### Data items:

☆ ☆ ☆ ☆

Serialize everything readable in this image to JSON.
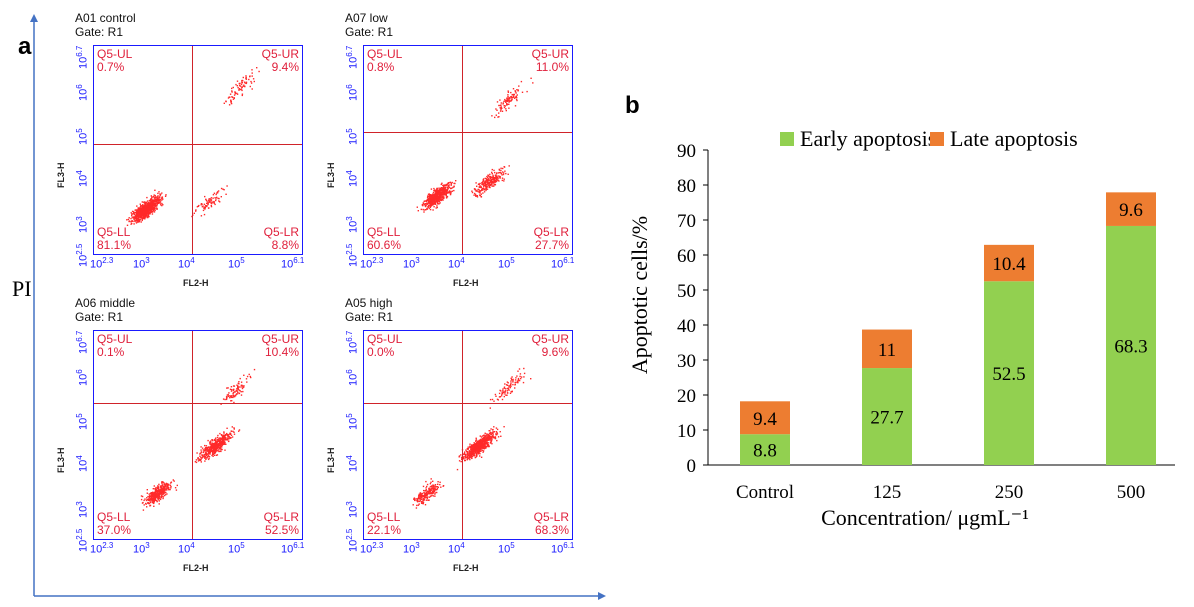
{
  "panel_a_label": "a",
  "panel_b_label": "b",
  "pi_label": "PI",
  "flow": [
    {
      "title": "A01 control",
      "gate": "Gate: R1",
      "ul": "Q5-UL",
      "ul_pct": "0.7%",
      "ur": "Q5-UR",
      "ur_pct": "9.4%",
      "ll": "Q5-LL",
      "ll_pct": "81.1%",
      "lr": "Q5-LR",
      "lr_pct": "8.8%"
    },
    {
      "title": "A07 low",
      "gate": "Gate: R1",
      "ul": "Q5-UL",
      "ul_pct": "0.8%",
      "ur": "Q5-UR",
      "ur_pct": "11.0%",
      "ll": "Q5-LL",
      "ll_pct": "60.6%",
      "lr": "Q5-LR",
      "lr_pct": "27.7%"
    },
    {
      "title": "A06 middle",
      "gate": "Gate: R1",
      "ul": "Q5-UL",
      "ul_pct": "0.1%",
      "ur": "Q5-UR",
      "ur_pct": "10.4%",
      "ll": "Q5-LL",
      "ll_pct": "37.0%",
      "lr": "Q5-LR",
      "lr_pct": "52.5%"
    },
    {
      "title": "A05 high",
      "gate": "Gate: R1",
      "ul": "Q5-UL",
      "ul_pct": "0.0%",
      "ur": "Q5-UR",
      "ur_pct": "9.6%",
      "ll": "Q5-LL",
      "ll_pct": "22.1%",
      "lr": "Q5-LR",
      "lr_pct": "68.3%"
    }
  ],
  "flow_axes": {
    "xlabel": "FL2-H",
    "ylabel": "FL3-H",
    "yticks": [
      "10^2.5",
      "10^3",
      "10^4",
      "10^5",
      "10^6",
      "10^6.7"
    ],
    "xticks": [
      "10^2.3",
      "10^3",
      "10^4",
      "10^5",
      "10^6.1"
    ]
  },
  "chart_data": {
    "type": "bar",
    "stacked": true,
    "categories": [
      "Control",
      "125",
      "250",
      "500"
    ],
    "series": [
      {
        "name": "Early apoptosis",
        "values": [
          8.8,
          27.7,
          52.5,
          68.3
        ],
        "color": "#92d050"
      },
      {
        "name": "Late apoptosis",
        "values": [
          9.4,
          11,
          10.4,
          9.6
        ],
        "color": "#ed7d31"
      }
    ],
    "xlabel": "Concentration/ μgmL⁻¹",
    "ylabel": "Apoptotic cells/%",
    "ylim": [
      0,
      90
    ],
    "yticks": [
      0,
      10,
      20,
      30,
      40,
      50,
      60,
      70,
      80,
      90
    ],
    "legend_position": "top"
  }
}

☆ ☆ ☆ ☆

### About this exercise:
When a line among the entries above contains "xlabel", copy it.

### Solution to the problem:
    "xlabel": "FL2-H",
    "xlabel": "Concentration/ μgmL⁻¹",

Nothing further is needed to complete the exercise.